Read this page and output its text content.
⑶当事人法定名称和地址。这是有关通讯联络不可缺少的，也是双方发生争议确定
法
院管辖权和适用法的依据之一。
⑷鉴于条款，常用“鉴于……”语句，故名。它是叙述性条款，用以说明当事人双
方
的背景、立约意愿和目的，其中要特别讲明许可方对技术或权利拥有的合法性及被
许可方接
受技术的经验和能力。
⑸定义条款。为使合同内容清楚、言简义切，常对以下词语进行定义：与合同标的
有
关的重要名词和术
* * *
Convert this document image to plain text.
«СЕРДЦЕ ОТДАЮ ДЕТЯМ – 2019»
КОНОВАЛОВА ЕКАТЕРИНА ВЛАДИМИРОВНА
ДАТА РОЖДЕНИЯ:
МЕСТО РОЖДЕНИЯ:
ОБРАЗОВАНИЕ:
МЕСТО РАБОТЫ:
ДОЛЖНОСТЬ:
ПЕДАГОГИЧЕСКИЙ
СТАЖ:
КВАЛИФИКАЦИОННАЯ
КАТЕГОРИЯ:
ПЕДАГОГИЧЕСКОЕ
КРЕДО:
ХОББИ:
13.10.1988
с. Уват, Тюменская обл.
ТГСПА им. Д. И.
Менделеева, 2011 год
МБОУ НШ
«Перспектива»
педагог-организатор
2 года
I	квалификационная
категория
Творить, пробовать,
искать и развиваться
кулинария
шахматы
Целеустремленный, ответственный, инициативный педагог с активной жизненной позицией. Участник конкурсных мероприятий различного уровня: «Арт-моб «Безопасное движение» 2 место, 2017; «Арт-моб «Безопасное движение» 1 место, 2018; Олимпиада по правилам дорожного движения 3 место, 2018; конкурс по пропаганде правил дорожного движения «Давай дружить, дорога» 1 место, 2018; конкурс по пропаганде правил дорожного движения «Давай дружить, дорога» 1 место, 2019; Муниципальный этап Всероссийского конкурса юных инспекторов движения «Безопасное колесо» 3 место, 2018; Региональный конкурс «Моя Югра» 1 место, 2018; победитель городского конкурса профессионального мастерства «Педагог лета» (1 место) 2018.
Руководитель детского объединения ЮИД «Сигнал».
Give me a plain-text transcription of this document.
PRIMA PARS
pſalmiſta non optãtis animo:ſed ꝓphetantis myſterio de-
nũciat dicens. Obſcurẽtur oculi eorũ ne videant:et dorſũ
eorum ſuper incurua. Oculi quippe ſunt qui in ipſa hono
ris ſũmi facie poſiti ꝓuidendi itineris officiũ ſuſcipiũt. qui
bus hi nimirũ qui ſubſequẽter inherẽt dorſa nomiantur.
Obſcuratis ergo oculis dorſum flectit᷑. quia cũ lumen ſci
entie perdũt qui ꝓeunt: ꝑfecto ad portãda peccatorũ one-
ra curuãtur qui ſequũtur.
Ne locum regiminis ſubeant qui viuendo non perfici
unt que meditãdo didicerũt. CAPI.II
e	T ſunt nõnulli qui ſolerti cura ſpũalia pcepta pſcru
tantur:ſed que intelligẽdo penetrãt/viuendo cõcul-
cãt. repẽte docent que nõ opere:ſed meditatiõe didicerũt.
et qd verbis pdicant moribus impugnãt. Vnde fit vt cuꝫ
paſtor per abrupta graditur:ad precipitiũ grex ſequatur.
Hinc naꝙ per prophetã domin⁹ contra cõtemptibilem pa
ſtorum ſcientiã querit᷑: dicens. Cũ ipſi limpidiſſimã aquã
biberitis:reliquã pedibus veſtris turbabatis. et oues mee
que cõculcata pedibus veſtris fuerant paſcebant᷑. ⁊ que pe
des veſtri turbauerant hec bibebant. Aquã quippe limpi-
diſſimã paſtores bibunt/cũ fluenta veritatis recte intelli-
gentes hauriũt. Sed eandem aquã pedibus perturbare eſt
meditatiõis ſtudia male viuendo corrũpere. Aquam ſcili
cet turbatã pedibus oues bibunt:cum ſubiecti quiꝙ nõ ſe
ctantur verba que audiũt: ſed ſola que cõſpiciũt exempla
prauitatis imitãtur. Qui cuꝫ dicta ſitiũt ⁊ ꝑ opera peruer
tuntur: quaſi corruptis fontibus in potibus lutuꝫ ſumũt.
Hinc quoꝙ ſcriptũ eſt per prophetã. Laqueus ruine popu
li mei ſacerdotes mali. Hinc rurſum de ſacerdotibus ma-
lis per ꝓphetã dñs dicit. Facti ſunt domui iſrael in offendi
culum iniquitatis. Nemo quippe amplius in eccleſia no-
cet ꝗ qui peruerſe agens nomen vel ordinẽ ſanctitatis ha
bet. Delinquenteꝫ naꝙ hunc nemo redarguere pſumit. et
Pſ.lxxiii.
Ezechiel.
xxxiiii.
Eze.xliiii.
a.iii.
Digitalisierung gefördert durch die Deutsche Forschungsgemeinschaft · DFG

**Description of the task**
Locate the word "text" in the records above, and return each line that has it.

**Solution below**
Read this page and output its text content.
Convert this document image to plain text.
Give me a plain-text transcription of this document.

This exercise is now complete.